▸ Written task
All entries should be output exactly as they stand.

..............................

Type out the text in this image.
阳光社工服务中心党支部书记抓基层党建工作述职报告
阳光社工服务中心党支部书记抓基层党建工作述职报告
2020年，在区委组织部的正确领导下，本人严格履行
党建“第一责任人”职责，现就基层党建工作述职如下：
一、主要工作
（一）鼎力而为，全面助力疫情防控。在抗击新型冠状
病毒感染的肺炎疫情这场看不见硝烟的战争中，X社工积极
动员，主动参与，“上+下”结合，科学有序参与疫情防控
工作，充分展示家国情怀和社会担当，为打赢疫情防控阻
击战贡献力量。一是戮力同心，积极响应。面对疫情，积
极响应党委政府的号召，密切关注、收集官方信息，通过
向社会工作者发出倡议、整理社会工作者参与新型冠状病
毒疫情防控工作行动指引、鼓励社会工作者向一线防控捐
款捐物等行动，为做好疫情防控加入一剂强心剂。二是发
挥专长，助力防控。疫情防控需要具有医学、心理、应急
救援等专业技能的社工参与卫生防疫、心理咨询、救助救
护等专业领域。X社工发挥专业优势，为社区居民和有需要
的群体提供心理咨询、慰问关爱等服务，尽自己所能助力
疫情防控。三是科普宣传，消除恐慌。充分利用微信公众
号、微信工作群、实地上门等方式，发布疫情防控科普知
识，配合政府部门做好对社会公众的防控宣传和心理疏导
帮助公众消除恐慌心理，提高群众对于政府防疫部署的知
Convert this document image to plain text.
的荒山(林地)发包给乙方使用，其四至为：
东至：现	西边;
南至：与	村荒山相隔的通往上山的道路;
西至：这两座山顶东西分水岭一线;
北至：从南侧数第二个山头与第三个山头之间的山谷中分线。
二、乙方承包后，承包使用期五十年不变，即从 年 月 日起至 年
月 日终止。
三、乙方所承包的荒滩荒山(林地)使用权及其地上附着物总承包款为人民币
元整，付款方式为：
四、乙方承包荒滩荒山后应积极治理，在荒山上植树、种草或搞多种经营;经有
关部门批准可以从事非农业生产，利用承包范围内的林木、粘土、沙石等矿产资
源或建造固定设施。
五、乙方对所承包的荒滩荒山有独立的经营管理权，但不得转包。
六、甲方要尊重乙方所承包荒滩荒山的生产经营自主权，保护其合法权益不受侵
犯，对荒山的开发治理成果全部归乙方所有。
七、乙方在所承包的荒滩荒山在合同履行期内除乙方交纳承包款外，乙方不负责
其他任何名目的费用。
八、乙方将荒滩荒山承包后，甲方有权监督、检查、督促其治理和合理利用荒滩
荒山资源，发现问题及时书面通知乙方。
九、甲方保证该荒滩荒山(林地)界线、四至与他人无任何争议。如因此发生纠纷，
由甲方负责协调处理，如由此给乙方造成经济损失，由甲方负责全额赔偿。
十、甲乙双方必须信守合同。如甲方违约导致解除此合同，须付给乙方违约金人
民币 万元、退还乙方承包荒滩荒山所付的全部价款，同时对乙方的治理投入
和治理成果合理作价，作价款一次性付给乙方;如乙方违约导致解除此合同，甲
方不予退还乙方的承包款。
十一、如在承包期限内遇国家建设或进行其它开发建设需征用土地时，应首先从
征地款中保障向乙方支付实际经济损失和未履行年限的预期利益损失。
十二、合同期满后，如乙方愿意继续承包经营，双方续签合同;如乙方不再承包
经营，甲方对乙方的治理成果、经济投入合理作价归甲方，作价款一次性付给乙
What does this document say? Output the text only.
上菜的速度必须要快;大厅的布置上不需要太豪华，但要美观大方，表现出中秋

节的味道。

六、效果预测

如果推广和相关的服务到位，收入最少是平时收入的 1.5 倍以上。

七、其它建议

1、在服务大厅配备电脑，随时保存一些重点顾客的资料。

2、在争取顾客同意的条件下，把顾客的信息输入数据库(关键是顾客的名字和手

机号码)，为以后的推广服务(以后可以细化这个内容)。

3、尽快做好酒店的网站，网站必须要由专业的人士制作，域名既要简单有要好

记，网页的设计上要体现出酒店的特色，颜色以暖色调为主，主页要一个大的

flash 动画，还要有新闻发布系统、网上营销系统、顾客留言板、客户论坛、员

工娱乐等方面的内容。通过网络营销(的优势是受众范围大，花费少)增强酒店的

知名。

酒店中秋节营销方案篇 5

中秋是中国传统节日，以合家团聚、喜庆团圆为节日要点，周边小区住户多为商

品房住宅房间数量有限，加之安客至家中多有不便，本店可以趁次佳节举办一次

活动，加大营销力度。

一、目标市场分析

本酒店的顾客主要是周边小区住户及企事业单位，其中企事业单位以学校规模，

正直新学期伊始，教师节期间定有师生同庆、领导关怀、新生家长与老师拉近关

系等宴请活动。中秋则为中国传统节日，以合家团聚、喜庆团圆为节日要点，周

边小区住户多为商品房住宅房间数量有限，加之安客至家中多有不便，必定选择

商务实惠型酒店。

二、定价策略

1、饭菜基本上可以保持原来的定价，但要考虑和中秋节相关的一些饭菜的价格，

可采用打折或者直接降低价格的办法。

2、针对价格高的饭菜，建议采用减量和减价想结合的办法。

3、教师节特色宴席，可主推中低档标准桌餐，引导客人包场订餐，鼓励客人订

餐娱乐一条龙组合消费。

..............................

▸ Output of the task
Type out the text in this image.
阳光社工服务中心党支部书记抓基层党建工作述职报告
阳光社工服务中心党支部书记抓基层党建工作述职报告
2020年，在区委组织部的正确领导下，本人严格履行
党建“第一责任人”职责，现就基层党建工作述职如下：
一、主要工作
（一）鼎力而为，全面助力疫情防控。在抗击新型冠状
病毒感染的肺炎疫情这场看不见硝烟的战争中，X社工积极
动员，主动参与，“上+下”结合，科学有序参与疫情防控
工作，充分展示家国情怀和社会担当，为打赢疫情防控阻
击战贡献力量。一是戮力同心，积极响应。面对疫情，积
极响应党委政府的号召，密切关注、收集官方信息，通过
向社会工作者发出倡议、整理社会工作者参与新型冠状病
毒疫情防控工作行动指引、鼓励社会工作者向一线防控捐
款捐物等行动，为做好疫情防控加入一剂强心剂。二是发
挥专长，助力防控。疫情防控需要具有医学、心理、应急
救援等专业技能的社工参与卫生防疫、心理咨询、救助救
护等专业领域。X社工发挥专业优势，为社区居民和有需要
的群体提供心理咨询、慰问关爱等服务，尽自己所能助力
疫情防控。三是科普宣传，消除恐慌。充分利用微信公众
号、微信工作群、实地上门等方式，发布疫情防控科普知
识，配合政府部门做好对社会公众的防控宣传和心理疏导
帮助公众消除恐慌心理，提高群众对于政府防疫部署的知
Convert this document image to plain text.
的荒山(林地)发包给乙方使用，其四至为：
东至：现	西边;
南至：与	村荒山相隔的通往上山的道路;
西至：这两座山顶东西分水岭一线;
北至：从南侧数第二个山头与第三个山头之间的山谷中分线。
二、乙方承包后，承包使用期五十年不变，即从 年 月 日起至 年
月 日终止。
三、乙方所承包的荒滩荒山(林地)使用权及其地上附着物总承包款为人民币
元整，付款方式为：
四、乙方承包荒滩荒山后应积极治理，在荒山上植树、种草或搞多种经营;经有
关部门批准可以从事非农业生产，利用承包范围内的林木、粘土、沙石等矿产资
源或建造固定设施。
五、乙方对所承包的荒滩荒山有独立的经营管理权，但不得转包。
六、甲方要尊重乙方所承包荒滩荒山的生产经营自主权，保护其合法权益不受侵
犯，对荒山的开发治理成果全部归乙方所有。
七、乙方在所承包的荒滩荒山在合同履行期内除乙方交纳承包款外，乙方不负责
其他任何名目的费用。
八、乙方将荒滩荒山承包后，甲方有权监督、检查、督促其治理和合理利用荒滩
荒山资源，发现问题及时书面通知乙方。
九、甲方保证该荒滩荒山(林地)界线、四至与他人无任何争议。如因此发生纠纷，
由甲方负责协调处理，如由此给乙方造成经济损失，由甲方负责全额赔偿。
十、甲乙双方必须信守合同。如甲方违约导致解除此合同，须付给乙方违约金人
民币 万元、退还乙方承包荒滩荒山所付的全部价款，同时对乙方的治理投入
和治理成果合理作价，作价款一次性付给乙方;如乙方违约导致解除此合同，甲
方不予退还乙方的承包款。
十一、如在承包期限内遇国家建设或进行其它开发建设需征用土地时，应首先从
征地款中保障向乙方支付实际经济损失和未履行年限的预期利益损失。
十二、合同期满后，如乙方愿意继续承包经营，双方续签合同;如乙方不再承包
经营，甲方对乙方的治理成果、经济投入合理作价归甲方，作价款一次性付给乙
What does this document say? Output the text only.
上菜的速度必须要快;大厅的布置上不需要太豪华，但要美观大方，表现出中秋

节的味道。

六、效果预测

如果推广和相关的服务到位，收入最少是平时收入的 1.5 倍以上。

七、其它建议

1、在服务大厅配备电脑，随时保存一些重点顾客的资料。

2、在争取顾客同意的条件下，把顾客的信息输入数据库(关键是顾客的名字和手

机号码)，为以后的推广服务(以后可以细化这个内容)。

3、尽快做好酒店的网站，网站必须要由专业的人士制作，域名既要简单有要好

记，网页的设计上要体现出酒店的特色，颜色以暖色调为主，主页要一个大的

flash 动画，还要有新闻发布系统、网上营销系统、顾客留言板、客户论坛、员

工娱乐等方面的内容。通过网络营销(的优势是受众范围大，花费少)增强酒店的

知名。

酒店中秋节营销方案篇 5

中秋是中国传统节日，以合家团聚、喜庆团圆为节日要点，周边小区住户多为商

品房住宅房间数量有限，加之安客至家中多有不便，本店可以趁次佳节举办一次

活动，加大营销力度。

一、目标市场分析

本酒店的顾客主要是周边小区住户及企事业单位，其中企事业单位以学校规模，

正直新学期伊始，教师节期间定有师生同庆、领导关怀、新生家长与老师拉近关

系等宴请活动。中秋则为中国传统节日，以合家团聚、喜庆团圆为节日要点，周

边小区住户多为商品房住宅房间数量有限，加之安客至家中多有不便，必定选择

商务实惠型酒店。

二、定价策略

1、饭菜基本上可以保持原来的定价，但要考虑和中秋节相关的一些饭菜的价格，

可采用打折或者直接降低价格的办法。

2、针对价格高的饭菜，建议采用减量和减价想结合的办法。

3、教师节特色宴席，可主推中低档标准桌餐，引导客人包场订餐，鼓励客人订

餐娱乐一条龙组合消费。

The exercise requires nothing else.